[Begin INPUT]

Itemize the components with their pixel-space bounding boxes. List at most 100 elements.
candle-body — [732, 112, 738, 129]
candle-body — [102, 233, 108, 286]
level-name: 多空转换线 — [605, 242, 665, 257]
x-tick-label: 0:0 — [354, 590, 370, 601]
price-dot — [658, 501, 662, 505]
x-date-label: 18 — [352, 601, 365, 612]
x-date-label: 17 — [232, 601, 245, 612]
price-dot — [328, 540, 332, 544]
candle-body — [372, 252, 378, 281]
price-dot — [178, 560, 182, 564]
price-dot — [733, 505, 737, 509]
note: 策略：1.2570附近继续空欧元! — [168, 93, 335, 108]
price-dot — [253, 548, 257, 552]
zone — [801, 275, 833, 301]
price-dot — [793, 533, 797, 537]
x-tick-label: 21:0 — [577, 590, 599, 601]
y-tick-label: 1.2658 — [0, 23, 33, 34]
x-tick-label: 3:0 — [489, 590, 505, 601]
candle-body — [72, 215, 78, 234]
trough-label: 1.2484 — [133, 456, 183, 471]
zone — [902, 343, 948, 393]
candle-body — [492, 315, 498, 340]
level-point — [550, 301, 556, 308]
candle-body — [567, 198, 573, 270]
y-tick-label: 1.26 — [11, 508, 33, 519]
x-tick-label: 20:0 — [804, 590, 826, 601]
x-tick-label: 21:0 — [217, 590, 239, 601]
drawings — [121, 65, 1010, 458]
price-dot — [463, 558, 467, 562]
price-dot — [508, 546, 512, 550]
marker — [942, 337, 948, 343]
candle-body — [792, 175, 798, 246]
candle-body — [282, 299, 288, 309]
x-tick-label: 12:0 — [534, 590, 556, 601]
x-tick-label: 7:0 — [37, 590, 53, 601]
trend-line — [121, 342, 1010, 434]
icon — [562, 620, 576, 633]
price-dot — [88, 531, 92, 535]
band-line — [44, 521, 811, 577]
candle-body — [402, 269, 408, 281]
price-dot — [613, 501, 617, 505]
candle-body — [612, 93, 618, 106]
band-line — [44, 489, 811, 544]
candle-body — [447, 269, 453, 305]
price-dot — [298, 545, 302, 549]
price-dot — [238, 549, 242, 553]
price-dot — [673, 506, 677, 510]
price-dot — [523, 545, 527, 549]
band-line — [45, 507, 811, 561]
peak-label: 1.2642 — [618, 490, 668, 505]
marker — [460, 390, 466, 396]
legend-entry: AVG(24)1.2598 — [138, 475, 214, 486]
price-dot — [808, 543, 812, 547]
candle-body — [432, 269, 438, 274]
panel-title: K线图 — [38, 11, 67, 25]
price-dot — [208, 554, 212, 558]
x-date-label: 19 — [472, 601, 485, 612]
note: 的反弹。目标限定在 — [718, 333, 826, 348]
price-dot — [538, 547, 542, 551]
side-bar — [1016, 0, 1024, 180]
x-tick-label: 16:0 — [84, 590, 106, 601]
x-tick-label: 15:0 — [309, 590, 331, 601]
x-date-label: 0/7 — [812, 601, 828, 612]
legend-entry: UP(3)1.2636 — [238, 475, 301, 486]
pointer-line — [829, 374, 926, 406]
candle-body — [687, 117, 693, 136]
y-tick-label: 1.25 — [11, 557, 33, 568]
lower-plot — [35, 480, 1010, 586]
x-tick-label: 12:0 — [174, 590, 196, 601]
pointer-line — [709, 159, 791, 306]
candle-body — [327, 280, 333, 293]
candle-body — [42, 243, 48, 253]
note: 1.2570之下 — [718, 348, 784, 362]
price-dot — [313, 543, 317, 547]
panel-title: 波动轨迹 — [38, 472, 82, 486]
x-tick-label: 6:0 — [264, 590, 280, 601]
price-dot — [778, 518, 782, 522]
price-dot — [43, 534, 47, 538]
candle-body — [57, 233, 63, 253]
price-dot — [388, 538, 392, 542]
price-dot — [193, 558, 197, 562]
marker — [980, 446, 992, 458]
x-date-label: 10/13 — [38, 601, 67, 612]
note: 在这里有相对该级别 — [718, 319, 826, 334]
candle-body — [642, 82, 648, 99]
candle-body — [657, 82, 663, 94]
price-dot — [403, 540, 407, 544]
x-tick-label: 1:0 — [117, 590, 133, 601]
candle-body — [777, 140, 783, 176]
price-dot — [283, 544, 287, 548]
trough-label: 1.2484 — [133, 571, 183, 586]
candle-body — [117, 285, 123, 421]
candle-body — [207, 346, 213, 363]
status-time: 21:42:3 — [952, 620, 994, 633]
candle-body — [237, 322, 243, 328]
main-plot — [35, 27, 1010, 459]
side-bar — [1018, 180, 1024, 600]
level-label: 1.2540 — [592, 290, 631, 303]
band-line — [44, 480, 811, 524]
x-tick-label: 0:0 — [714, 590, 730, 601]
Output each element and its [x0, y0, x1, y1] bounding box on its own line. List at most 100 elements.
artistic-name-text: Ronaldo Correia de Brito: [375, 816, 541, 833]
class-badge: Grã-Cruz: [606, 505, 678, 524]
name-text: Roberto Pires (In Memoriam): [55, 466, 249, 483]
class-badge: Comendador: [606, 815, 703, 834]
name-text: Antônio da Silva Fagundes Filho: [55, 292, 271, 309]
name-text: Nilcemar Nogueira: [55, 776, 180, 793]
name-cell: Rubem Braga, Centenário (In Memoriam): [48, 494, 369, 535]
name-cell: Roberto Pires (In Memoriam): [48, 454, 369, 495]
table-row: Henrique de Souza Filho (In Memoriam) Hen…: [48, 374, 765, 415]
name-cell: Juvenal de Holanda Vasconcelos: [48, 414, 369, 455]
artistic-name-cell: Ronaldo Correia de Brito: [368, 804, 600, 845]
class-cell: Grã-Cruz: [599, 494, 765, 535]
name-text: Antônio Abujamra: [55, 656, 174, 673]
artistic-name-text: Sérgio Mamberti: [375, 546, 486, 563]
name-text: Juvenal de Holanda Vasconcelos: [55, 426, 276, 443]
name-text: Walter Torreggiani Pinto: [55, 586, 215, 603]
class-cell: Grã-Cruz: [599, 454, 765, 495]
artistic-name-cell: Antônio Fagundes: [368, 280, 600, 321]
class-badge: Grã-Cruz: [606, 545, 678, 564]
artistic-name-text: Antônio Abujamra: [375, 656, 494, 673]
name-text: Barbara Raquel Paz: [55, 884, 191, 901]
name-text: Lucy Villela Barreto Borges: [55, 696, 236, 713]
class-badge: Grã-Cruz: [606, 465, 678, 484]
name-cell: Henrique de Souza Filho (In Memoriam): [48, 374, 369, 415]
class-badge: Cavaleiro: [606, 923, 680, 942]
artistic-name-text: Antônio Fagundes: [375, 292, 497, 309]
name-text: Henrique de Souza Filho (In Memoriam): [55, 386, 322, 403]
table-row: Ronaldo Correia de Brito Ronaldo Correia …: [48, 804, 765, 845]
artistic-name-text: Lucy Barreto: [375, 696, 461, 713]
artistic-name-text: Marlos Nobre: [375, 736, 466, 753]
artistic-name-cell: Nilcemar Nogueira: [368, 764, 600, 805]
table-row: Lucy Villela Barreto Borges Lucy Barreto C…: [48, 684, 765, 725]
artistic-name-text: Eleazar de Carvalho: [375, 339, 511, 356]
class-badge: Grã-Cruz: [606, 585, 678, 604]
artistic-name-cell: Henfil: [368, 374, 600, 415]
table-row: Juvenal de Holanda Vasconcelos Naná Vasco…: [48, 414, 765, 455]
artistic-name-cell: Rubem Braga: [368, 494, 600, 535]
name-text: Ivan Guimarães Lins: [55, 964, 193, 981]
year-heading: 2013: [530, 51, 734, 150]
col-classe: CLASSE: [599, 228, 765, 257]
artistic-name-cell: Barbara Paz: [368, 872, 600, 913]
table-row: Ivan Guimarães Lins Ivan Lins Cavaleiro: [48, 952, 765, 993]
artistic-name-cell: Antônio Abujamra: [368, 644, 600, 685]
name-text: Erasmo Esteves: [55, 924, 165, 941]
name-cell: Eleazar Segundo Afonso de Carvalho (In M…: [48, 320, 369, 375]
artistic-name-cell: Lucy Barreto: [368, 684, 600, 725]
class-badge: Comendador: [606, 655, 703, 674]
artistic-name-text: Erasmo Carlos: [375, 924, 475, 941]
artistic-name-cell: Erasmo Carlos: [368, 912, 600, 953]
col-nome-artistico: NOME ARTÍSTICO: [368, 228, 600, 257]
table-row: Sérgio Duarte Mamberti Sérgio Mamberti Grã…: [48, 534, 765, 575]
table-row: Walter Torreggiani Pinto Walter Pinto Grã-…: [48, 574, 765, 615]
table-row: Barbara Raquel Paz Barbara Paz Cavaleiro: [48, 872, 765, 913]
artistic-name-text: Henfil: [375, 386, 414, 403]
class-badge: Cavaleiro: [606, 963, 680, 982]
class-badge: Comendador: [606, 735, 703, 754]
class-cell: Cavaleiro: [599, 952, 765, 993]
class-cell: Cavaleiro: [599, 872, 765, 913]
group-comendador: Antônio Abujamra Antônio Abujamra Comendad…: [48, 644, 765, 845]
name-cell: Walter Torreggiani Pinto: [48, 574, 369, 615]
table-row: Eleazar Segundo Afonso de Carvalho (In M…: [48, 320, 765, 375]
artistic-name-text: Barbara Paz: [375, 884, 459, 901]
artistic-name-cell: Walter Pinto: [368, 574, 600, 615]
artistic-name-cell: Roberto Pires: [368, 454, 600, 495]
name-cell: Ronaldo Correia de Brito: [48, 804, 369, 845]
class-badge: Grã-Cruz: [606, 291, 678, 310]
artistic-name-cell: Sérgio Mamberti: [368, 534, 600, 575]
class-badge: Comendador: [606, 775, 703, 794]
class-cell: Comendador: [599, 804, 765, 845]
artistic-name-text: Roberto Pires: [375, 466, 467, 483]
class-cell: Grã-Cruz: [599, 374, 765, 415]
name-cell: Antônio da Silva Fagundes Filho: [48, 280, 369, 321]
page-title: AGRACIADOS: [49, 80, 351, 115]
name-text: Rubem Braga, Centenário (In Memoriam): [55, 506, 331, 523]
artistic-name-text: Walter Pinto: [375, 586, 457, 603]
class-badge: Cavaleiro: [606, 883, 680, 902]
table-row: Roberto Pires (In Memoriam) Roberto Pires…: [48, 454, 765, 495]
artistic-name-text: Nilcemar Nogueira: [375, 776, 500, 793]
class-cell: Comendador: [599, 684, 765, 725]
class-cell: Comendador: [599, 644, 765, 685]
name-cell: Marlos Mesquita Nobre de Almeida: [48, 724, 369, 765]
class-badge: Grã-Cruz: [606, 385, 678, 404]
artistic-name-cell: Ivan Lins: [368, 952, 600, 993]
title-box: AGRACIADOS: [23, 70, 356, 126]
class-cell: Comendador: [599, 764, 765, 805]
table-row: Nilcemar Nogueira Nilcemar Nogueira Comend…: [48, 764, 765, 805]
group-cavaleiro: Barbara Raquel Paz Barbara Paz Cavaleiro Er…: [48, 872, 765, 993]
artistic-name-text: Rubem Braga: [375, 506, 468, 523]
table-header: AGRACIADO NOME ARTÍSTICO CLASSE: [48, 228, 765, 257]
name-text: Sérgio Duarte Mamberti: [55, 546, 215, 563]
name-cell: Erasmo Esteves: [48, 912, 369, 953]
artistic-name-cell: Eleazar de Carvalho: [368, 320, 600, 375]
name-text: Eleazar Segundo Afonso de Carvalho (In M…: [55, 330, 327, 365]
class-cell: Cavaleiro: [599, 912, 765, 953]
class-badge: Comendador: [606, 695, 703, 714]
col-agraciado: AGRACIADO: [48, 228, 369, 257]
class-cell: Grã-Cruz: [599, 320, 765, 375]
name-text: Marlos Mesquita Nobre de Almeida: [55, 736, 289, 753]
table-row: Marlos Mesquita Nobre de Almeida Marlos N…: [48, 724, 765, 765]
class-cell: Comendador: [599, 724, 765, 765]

[End INPUT]

* _WHAT TO DO_: Return the listing lines from the start of the listing through the line with "x-tick-label: 20:0 — [804, 590, 826, 601]", both included, exactly as they appear.

* _WRITTEN SOLUTION_:
Itemize the components with their pixel-space bounding boxes. List at most 100 elements.
candle-body — [732, 112, 738, 129]
candle-body — [102, 233, 108, 286]
level-name: 多空转换线 — [605, 242, 665, 257]
x-tick-label: 0:0 — [354, 590, 370, 601]
price-dot — [658, 501, 662, 505]
x-date-label: 18 — [352, 601, 365, 612]
x-date-label: 17 — [232, 601, 245, 612]
price-dot — [328, 540, 332, 544]
candle-body — [372, 252, 378, 281]
price-dot — [178, 560, 182, 564]
price-dot — [733, 505, 737, 509]
note: 策略：1.2570附近继续空欧元! — [168, 93, 335, 108]
price-dot — [253, 548, 257, 552]
zone — [801, 275, 833, 301]
price-dot — [793, 533, 797, 537]
x-tick-label: 21:0 — [577, 590, 599, 601]
y-tick-label: 1.2658 — [0, 23, 33, 34]
x-tick-label: 3:0 — [489, 590, 505, 601]
candle-body — [72, 215, 78, 234]
trough-label: 1.2484 — [133, 456, 183, 471]
zone — [902, 343, 948, 393]
candle-body — [492, 315, 498, 340]
level-point — [550, 301, 556, 308]
candle-body — [567, 198, 573, 270]
y-tick-label: 1.26 — [11, 508, 33, 519]
x-tick-label: 20:0 — [804, 590, 826, 601]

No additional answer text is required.